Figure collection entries
##############################

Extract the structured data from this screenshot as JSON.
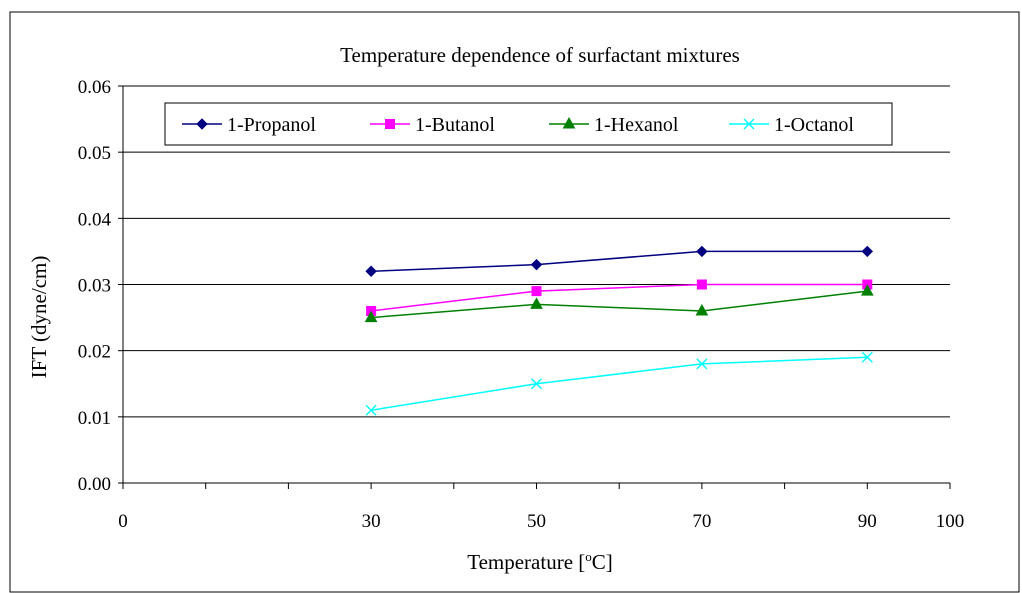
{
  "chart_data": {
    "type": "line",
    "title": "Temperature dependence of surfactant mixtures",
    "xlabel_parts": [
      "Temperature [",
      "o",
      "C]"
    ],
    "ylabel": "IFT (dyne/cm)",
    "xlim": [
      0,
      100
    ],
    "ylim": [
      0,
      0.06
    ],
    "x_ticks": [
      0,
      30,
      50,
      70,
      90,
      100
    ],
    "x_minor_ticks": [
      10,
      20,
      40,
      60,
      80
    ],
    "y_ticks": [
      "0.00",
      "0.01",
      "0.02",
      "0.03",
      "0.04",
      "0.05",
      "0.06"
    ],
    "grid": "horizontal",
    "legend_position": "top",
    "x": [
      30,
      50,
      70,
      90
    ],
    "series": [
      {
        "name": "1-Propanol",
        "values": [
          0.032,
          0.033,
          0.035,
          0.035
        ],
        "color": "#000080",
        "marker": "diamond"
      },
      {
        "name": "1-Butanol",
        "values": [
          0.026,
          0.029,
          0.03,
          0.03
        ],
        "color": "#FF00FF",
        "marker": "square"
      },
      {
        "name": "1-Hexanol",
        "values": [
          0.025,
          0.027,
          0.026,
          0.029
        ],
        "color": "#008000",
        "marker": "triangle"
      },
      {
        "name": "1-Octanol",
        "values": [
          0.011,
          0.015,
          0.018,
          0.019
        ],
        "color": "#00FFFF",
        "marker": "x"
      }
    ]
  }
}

##############################

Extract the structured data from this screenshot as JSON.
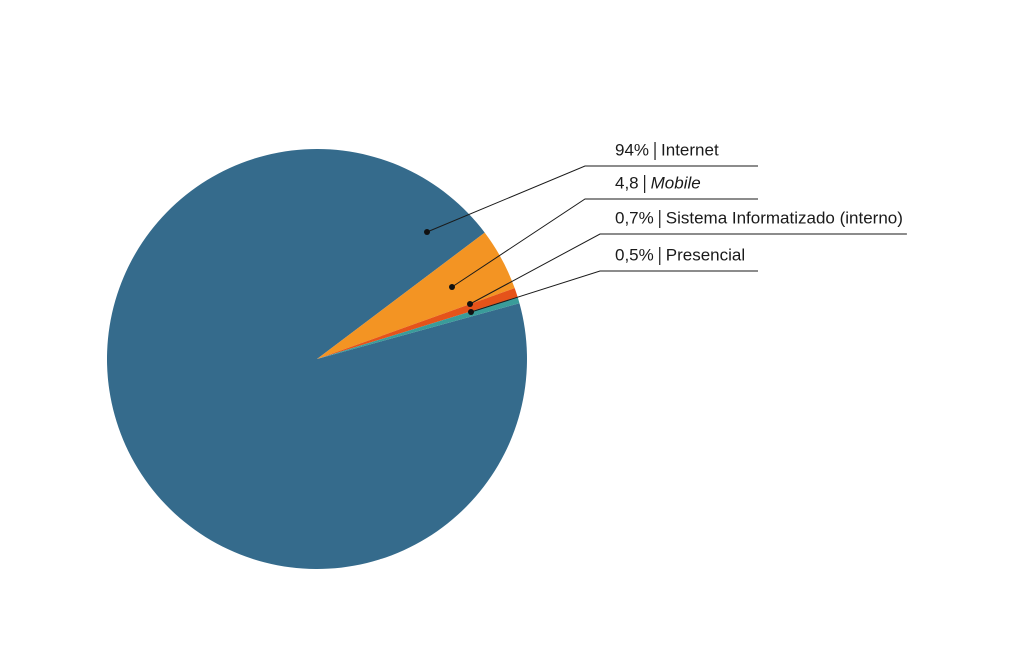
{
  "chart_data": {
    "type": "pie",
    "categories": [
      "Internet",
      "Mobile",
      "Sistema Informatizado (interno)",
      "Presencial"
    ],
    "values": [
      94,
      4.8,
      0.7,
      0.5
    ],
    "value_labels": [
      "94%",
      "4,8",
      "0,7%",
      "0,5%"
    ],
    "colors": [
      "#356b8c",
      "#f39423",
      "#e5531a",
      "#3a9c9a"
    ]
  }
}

##############################

**EXERCISE DESCRIPTION**: Extract every line of the records above that contains the word "marker".

**OUTPUT BELOW**:
        "marker": "diamond"
        "marker": "square"
        "marker": "triangle"
        "marker": "x"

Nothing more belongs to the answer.